— Begin —

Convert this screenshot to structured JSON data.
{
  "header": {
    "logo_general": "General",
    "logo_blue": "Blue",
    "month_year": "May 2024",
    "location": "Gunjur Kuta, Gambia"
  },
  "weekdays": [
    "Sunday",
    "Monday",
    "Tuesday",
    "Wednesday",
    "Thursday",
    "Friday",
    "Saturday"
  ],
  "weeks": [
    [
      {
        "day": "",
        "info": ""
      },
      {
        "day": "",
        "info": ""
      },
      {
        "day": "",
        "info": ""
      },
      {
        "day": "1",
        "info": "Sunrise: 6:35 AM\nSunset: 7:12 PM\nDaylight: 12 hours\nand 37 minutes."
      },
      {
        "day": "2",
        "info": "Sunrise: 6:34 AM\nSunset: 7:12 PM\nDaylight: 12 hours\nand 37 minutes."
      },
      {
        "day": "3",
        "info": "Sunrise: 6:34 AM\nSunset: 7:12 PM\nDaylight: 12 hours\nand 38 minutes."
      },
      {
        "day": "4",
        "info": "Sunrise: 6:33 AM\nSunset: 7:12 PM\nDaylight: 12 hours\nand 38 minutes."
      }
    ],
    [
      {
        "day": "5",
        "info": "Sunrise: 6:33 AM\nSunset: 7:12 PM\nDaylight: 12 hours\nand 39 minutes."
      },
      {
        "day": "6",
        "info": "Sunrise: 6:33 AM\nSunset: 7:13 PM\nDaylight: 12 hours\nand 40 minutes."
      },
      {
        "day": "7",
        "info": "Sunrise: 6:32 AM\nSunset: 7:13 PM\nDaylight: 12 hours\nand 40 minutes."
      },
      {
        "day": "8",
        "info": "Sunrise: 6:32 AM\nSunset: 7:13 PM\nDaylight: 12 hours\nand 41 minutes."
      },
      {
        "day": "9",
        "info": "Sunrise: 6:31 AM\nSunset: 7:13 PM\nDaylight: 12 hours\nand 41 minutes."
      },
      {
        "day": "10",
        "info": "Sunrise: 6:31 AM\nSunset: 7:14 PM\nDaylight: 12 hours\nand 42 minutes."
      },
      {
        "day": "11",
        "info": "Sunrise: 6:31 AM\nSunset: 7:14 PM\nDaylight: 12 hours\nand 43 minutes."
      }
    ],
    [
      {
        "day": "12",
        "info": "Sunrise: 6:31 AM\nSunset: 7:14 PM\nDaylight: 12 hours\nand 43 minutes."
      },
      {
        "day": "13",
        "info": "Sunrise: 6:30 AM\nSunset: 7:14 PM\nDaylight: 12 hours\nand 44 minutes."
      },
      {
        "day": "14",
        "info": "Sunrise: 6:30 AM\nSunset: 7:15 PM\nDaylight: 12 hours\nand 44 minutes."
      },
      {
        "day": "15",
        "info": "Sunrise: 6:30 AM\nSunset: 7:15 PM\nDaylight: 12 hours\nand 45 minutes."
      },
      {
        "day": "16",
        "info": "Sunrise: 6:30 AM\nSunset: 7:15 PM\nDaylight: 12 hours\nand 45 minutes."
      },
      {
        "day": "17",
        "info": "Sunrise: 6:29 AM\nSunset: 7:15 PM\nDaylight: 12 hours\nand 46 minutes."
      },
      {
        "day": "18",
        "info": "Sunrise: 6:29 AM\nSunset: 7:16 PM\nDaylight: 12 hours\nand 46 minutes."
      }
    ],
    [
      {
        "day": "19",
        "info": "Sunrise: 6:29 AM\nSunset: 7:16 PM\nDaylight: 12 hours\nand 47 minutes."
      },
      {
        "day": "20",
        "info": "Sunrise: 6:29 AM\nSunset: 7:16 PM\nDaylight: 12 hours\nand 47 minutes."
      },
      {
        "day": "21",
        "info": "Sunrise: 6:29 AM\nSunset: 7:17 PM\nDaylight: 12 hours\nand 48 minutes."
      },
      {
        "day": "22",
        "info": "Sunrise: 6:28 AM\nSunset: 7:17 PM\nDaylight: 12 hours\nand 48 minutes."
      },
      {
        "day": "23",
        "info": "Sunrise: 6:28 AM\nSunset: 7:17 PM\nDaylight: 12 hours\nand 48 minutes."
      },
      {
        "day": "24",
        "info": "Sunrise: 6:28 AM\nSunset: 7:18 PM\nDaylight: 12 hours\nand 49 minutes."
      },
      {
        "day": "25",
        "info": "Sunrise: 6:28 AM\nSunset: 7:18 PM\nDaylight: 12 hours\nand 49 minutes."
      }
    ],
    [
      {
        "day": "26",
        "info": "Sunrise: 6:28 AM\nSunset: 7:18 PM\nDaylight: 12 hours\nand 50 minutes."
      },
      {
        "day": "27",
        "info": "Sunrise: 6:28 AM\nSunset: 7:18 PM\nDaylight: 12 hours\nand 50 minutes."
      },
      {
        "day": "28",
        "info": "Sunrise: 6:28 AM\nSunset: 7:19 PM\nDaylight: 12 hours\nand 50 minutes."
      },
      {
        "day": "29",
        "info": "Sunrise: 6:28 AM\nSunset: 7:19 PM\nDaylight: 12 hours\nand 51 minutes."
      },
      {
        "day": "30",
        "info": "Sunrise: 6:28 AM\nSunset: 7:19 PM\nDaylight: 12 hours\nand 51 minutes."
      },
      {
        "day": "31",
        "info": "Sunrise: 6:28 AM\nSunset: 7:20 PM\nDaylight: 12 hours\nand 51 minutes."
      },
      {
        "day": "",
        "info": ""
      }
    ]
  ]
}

— End —

THE TASK - Write out the full set of records exactly as given.

THE SOLUTION -
Convert this screenshot to structured JSON data.
{
  "header": {
    "logo_general": "General",
    "logo_blue": "Blue",
    "month_year": "May 2024",
    "location": "Gunjur Kuta, Gambia"
  },
  "weekdays": [
    "Sunday",
    "Monday",
    "Tuesday",
    "Wednesday",
    "Thursday",
    "Friday",
    "Saturday"
  ],
  "weeks": [
    [
      {
        "day": "",
        "info": ""
      },
      {
        "day": "",
        "info": ""
      },
      {
        "day": "",
        "info": ""
      },
      {
        "day": "1",
        "info": "Sunrise: 6:35 AM\nSunset: 7:12 PM\nDaylight: 12 hours\nand 37 minutes."
      },
      {
        "day": "2",
        "info": "Sunrise: 6:34 AM\nSunset: 7:12 PM\nDaylight: 12 hours\nand 37 minutes."
      },
      {
        "day": "3",
        "info": "Sunrise: 6:34 AM\nSunset: 7:12 PM\nDaylight: 12 hours\nand 38 minutes."
      },
      {
        "day": "4",
        "info": "Sunrise: 6:33 AM\nSunset: 7:12 PM\nDaylight: 12 hours\nand 38 minutes."
      }
    ],
    [
      {
        "day": "5",
        "info": "Sunrise: 6:33 AM\nSunset: 7:12 PM\nDaylight: 12 hours\nand 39 minutes."
      },
      {
        "day": "6",
        "info": "Sunrise: 6:33 AM\nSunset: 7:13 PM\nDaylight: 12 hours\nand 40 minutes."
      },
      {
        "day": "7",
        "info": "Sunrise: 6:32 AM\nSunset: 7:13 PM\nDaylight: 12 hours\nand 40 minutes."
      },
      {
        "day": "8",
        "info": "Sunrise: 6:32 AM\nSunset: 7:13 PM\nDaylight: 12 hours\nand 41 minutes."
      },
      {
        "day": "9",
        "info": "Sunrise: 6:31 AM\nSunset: 7:13 PM\nDaylight: 12 hours\nand 41 minutes."
      },
      {
        "day": "10",
        "info": "Sunrise: 6:31 AM\nSunset: 7:14 PM\nDaylight: 12 hours\nand 42 minutes."
      },
      {
        "day": "11",
        "info": "Sunrise: 6:31 AM\nSunset: 7:14 PM\nDaylight: 12 hours\nand 43 minutes."
      }
    ],
    [
      {
        "day": "12",
        "info": "Sunrise: 6:31 AM\nSunset: 7:14 PM\nDaylight: 12 hours\nand 43 minutes."
      },
      {
        "day": "13",
        "info": "Sunrise: 6:30 AM\nSunset: 7:14 PM\nDaylight: 12 hours\nand 44 minutes."
      },
      {
        "day": "14",
        "info": "Sunrise: 6:30 AM\nSunset: 7:15 PM\nDaylight: 12 hours\nand 44 minutes."
      },
      {
        "day": "15",
        "info": "Sunrise: 6:30 AM\nSunset: 7:15 PM\nDaylight: 12 hours\nand 45 minutes."
      },
      {
        "day": "16",
        "info": "Sunrise: 6:30 AM\nSunset: 7:15 PM\nDaylight: 12 hours\nand 45 minutes."
      },
      {
        "day": "17",
        "info": "Sunrise: 6:29 AM\nSunset: 7:15 PM\nDaylight: 12 hours\nand 46 minutes."
      },
      {
        "day": "18",
        "info": "Sunrise: 6:29 AM\nSunset: 7:16 PM\nDaylight: 12 hours\nand 46 minutes."
      }
    ],
    [
      {
        "day": "19",
        "info": "Sunrise: 6:29 AM\nSunset: 7:16 PM\nDaylight: 12 hours\nand 47 minutes."
      },
      {
        "day": "20",
        "info": "Sunrise: 6:29 AM\nSunset: 7:16 PM\nDaylight: 12 hours\nand 47 minutes."
      },
      {
        "day": "21",
        "info": "Sunrise: 6:29 AM\nSunset: 7:17 PM\nDaylight: 12 hours\nand 48 minutes."
      },
      {
        "day": "22",
        "info": "Sunrise: 6:28 AM\nSunset: 7:17 PM\nDaylight: 12 hours\nand 48 minutes."
      },
      {
        "day": "23",
        "info": "Sunrise: 6:28 AM\nSunset: 7:17 PM\nDaylight: 12 hours\nand 48 minutes."
      },
      {
        "day": "24",
        "info": "Sunrise: 6:28 AM\nSunset: 7:18 PM\nDaylight: 12 hours\nand 49 minutes."
      },
      {
        "day": "25",
        "info": "Sunrise: 6:28 AM\nSunset: 7:18 PM\nDaylight: 12 hours\nand 49 minutes."
      }
    ],
    [
      {
        "day": "26",
        "info": "Sunrise: 6:28 AM\nSunset: 7:18 PM\nDaylight: 12 hours\nand 50 minutes."
      },
      {
        "day": "27",
        "info": "Sunrise: 6:28 AM\nSunset: 7:18 PM\nDaylight: 12 hours\nand 50 minutes."
      },
      {
        "day": "28",
        "info": "Sunrise: 6:28 AM\nSunset: 7:19 PM\nDaylight: 12 hours\nand 50 minutes."
      },
      {
        "day": "29",
        "info": "Sunrise: 6:28 AM\nSunset: 7:19 PM\nDaylight: 12 hours\nand 51 minutes."
      },
      {
        "day": "30",
        "info": "Sunrise: 6:28 AM\nSunset: 7:19 PM\nDaylight: 12 hours\nand 51 minutes."
      },
      {
        "day": "31",
        "info": "Sunrise: 6:28 AM\nSunset: 7:20 PM\nDaylight: 12 hours\nand 51 minutes."
      },
      {
        "day": "",
        "info": ""
      }
    ]
  ]
}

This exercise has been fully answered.